EXERCISE AIM -
What follows is a set of records; repeat all of them exactly.

· · · ·

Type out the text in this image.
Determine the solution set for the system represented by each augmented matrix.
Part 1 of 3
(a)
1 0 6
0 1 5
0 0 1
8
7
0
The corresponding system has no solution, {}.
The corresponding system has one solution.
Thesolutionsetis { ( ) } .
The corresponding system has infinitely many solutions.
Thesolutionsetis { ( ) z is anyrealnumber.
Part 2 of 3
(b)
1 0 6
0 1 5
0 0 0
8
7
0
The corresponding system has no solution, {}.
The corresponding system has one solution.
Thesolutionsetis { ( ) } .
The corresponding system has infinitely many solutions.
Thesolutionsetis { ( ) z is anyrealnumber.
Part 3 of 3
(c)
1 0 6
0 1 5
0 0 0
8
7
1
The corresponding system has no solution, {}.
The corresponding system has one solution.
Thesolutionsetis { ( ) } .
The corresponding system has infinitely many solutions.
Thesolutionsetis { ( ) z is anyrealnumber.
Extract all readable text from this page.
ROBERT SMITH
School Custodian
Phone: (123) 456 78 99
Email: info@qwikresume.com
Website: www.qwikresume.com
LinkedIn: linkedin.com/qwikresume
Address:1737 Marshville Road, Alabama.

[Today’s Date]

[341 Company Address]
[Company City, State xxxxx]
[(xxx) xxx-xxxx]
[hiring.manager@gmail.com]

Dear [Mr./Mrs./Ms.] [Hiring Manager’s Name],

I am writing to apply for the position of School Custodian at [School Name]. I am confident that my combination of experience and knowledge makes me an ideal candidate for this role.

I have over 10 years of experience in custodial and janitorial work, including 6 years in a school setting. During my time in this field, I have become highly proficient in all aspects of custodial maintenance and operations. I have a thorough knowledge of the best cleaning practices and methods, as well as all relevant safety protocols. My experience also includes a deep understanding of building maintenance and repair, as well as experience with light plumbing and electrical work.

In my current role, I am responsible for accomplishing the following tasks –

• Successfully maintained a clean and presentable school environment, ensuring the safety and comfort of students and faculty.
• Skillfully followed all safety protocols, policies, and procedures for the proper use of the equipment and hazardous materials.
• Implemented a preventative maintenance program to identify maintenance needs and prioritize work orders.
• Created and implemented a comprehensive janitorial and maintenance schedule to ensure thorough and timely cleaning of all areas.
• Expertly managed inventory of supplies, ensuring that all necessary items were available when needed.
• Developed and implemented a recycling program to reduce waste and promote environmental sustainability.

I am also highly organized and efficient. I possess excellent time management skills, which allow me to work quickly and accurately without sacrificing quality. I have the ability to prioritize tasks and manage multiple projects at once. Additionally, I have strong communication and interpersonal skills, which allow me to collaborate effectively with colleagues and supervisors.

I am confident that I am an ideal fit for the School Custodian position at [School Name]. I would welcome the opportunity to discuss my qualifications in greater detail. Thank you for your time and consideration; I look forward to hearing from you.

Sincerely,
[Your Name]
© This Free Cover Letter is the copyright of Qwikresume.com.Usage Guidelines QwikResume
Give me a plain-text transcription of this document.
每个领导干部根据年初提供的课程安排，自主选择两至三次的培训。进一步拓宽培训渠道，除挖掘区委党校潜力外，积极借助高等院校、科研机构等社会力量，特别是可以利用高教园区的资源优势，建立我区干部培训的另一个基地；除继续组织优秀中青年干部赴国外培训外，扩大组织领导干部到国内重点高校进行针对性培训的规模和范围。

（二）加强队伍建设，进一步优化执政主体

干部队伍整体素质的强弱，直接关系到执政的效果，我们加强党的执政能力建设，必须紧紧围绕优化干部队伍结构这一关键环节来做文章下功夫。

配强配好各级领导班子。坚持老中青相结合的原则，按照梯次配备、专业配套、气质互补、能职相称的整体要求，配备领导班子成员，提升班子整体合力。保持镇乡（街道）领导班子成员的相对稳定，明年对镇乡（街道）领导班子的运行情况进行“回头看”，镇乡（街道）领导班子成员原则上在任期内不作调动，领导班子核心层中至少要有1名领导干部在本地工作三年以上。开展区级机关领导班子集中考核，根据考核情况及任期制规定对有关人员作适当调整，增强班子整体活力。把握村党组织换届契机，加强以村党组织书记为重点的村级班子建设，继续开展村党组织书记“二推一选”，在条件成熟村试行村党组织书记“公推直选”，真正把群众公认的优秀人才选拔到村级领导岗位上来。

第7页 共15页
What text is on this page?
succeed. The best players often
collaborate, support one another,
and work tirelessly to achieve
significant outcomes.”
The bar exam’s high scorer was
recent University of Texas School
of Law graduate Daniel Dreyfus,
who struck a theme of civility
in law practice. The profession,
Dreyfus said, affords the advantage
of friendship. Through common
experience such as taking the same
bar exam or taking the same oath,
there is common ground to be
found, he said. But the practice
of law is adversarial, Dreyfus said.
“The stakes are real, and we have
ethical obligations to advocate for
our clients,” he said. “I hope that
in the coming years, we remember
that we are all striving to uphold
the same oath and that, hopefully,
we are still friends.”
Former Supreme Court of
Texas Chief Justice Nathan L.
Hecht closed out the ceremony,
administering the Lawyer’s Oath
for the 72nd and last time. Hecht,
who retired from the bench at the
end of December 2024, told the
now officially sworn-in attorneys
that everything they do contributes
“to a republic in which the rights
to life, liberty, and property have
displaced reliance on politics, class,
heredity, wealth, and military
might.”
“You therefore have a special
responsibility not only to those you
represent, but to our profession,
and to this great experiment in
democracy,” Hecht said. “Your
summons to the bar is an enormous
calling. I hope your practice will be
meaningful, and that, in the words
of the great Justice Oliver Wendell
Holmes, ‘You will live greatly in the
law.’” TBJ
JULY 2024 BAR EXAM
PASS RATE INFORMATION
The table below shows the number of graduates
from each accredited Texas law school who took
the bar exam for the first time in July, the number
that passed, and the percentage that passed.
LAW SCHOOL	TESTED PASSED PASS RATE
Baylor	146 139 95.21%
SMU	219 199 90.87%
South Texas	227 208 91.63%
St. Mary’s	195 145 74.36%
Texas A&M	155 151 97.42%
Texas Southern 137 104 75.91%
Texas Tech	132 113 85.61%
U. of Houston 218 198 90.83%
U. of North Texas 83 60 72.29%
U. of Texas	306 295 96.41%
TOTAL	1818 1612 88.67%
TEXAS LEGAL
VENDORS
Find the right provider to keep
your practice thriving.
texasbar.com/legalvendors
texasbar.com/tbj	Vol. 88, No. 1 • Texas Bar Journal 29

· · · ·

EXERCISE SOLUTION -
Type out the text in this image.
Determine the solution set for the system represented by each augmented matrix.
Part 1 of 3
(a)
1 0 6
0 1 5
0 0 1
8
7
0
The corresponding system has no solution, {}.
The corresponding system has one solution.
Thesolutionsetis { ( ) } .
The corresponding system has infinitely many solutions.
Thesolutionsetis { ( ) z is anyrealnumber.
Part 2 of 3
(b)
1 0 6
0 1 5
0 0 0
8
7
0
The corresponding system has no solution, {}.
The corresponding system has one solution.
Thesolutionsetis { ( ) } .
The corresponding system has infinitely many solutions.
Thesolutionsetis { ( ) z is anyrealnumber.
Part 3 of 3
(c)
1 0 6
0 1 5
0 0 0
8
7
1
The corresponding system has no solution, {}.
The corresponding system has one solution.
Thesolutionsetis { ( ) } .
The corresponding system has infinitely many solutions.
Thesolutionsetis { ( ) z is anyrealnumber.
Extract all readable text from this page.
ROBERT SMITH
School Custodian
Phone: (123) 456 78 99
Email: info@qwikresume.com
Website: www.qwikresume.com
LinkedIn: linkedin.com/qwikresume
Address:1737 Marshville Road, Alabama.

[Today’s Date]

[341 Company Address]
[Company City, State xxxxx]
[(xxx) xxx-xxxx]
[hiring.manager@gmail.com]

Dear [Mr./Mrs./Ms.] [Hiring Manager’s Name],

I am writing to apply for the position of School Custodian at [School Name]. I am confident that my combination of experience and knowledge makes me an ideal candidate for this role.

I have over 10 years of experience in custodial and janitorial work, including 6 years in a school setting. During my time in this field, I have become highly proficient in all aspects of custodial maintenance and operations. I have a thorough knowledge of the best cleaning practices and methods, as well as all relevant safety protocols. My experience also includes a deep understanding of building maintenance and repair, as well as experience with light plumbing and electrical work.

In my current role, I am responsible for accomplishing the following tasks –

• Successfully maintained a clean and presentable school environment, ensuring the safety and comfort of students and faculty.
• Skillfully followed all safety protocols, policies, and procedures for the proper use of the equipment and hazardous materials.
• Implemented a preventative maintenance program to identify maintenance needs and prioritize work orders.
• Created and implemented a comprehensive janitorial and maintenance schedule to ensure thorough and timely cleaning of all areas.
• Expertly managed inventory of supplies, ensuring that all necessary items were available when needed.
• Developed and implemented a recycling program to reduce waste and promote environmental sustainability.

I am also highly organized and efficient. I possess excellent time management skills, which allow me to work quickly and accurately without sacrificing quality. I have the ability to prioritize tasks and manage multiple projects at once. Additionally, I have strong communication and interpersonal skills, which allow me to collaborate effectively with colleagues and supervisors.

I am confident that I am an ideal fit for the School Custodian position at [School Name]. I would welcome the opportunity to discuss my qualifications in greater detail. Thank you for your time and consideration; I look forward to hearing from you.

Sincerely,
[Your Name]
© This Free Cover Letter is the copyright of Qwikresume.com.Usage Guidelines QwikResume
Give me a plain-text transcription of this document.
每个领导干部根据年初提供的课程安排，自主选择两至三次的培训。进一步拓宽培训渠道，除挖掘区委党校潜力外，积极借助高等院校、科研机构等社会力量，特别是可以利用高教园区的资源优势，建立我区干部培训的另一个基地；除继续组织优秀中青年干部赴国外培训外，扩大组织领导干部到国内重点高校进行针对性培训的规模和范围。

（二）加强队伍建设，进一步优化执政主体

干部队伍整体素质的强弱，直接关系到执政的效果，我们加强党的执政能力建设，必须紧紧围绕优化干部队伍结构这一关键环节来做文章下功夫。

配强配好各级领导班子。坚持老中青相结合的原则，按照梯次配备、专业配套、气质互补、能职相称的整体要求，配备领导班子成员，提升班子整体合力。保持镇乡（街道）领导班子成员的相对稳定，明年对镇乡（街道）领导班子的运行情况进行“回头看”，镇乡（街道）领导班子成员原则上在任期内不作调动，领导班子核心层中至少要有1名领导干部在本地工作三年以上。开展区级机关领导班子集中考核，根据考核情况及任期制规定对有关人员作适当调整，增强班子整体活力。把握村党组织换届契机，加强以村党组织书记为重点的村级班子建设，继续开展村党组织书记“二推一选”，在条件成熟村试行村党组织书记“公推直选”，真正把群众公认的优秀人才选拔到村级领导岗位上来。

第7页 共15页
What text is on this page?
succeed. The best players often
collaborate, support one another,
and work tirelessly to achieve
significant outcomes.”
The bar exam’s high scorer was
recent University of Texas School
of Law graduate Daniel Dreyfus,
who struck a theme of civility
in law practice. The profession,
Dreyfus said, affords the advantage
of friendship. Through common
experience such as taking the same
bar exam or taking the same oath,
there is common ground to be
found, he said. But the practice
of law is adversarial, Dreyfus said.
“The stakes are real, and we have
ethical obligations to advocate for
our clients,” he said. “I hope that
in the coming years, we remember
that we are all striving to uphold
the same oath and that, hopefully,
we are still friends.”
Former Supreme Court of
Texas Chief Justice Nathan L.
Hecht closed out the ceremony,
administering the Lawyer’s Oath
for the 72nd and last time. Hecht,
who retired from the bench at the
end of December 2024, told the
now officially sworn-in attorneys
that everything they do contributes
“to a republic in which the rights
to life, liberty, and property have
displaced reliance on politics, class,
heredity, wealth, and military
might.”
“You therefore have a special
responsibility not only to those you
represent, but to our profession,
and to this great experiment in
democracy,” Hecht said. “Your
summons to the bar is an enormous
calling. I hope your practice will be
meaningful, and that, in the words
of the great Justice Oliver Wendell
Holmes, ‘You will live greatly in the
law.’” TBJ
JULY 2024 BAR EXAM
PASS RATE INFORMATION
The table below shows the number of graduates
from each accredited Texas law school who took
the bar exam for the first time in July, the number
that passed, and the percentage that passed.
LAW SCHOOL	TESTED PASSED PASS RATE
Baylor	146 139 95.21%
SMU	219 199 90.87%
South Texas	227 208 91.63%
St. Mary’s	195 145 74.36%
Texas A&M	155 151 97.42%
Texas Southern 137 104 75.91%
Texas Tech	132 113 85.61%
U. of Houston 218 198 90.83%
U. of North Texas 83 60 72.29%
U. of Texas	306 295 96.41%
TOTAL	1818 1612 88.67%
TEXAS LEGAL
VENDORS
Find the right provider to keep
your practice thriving.
texasbar.com/legalvendors
texasbar.com/tbj	Vol. 88, No. 1 • Texas Bar Journal 29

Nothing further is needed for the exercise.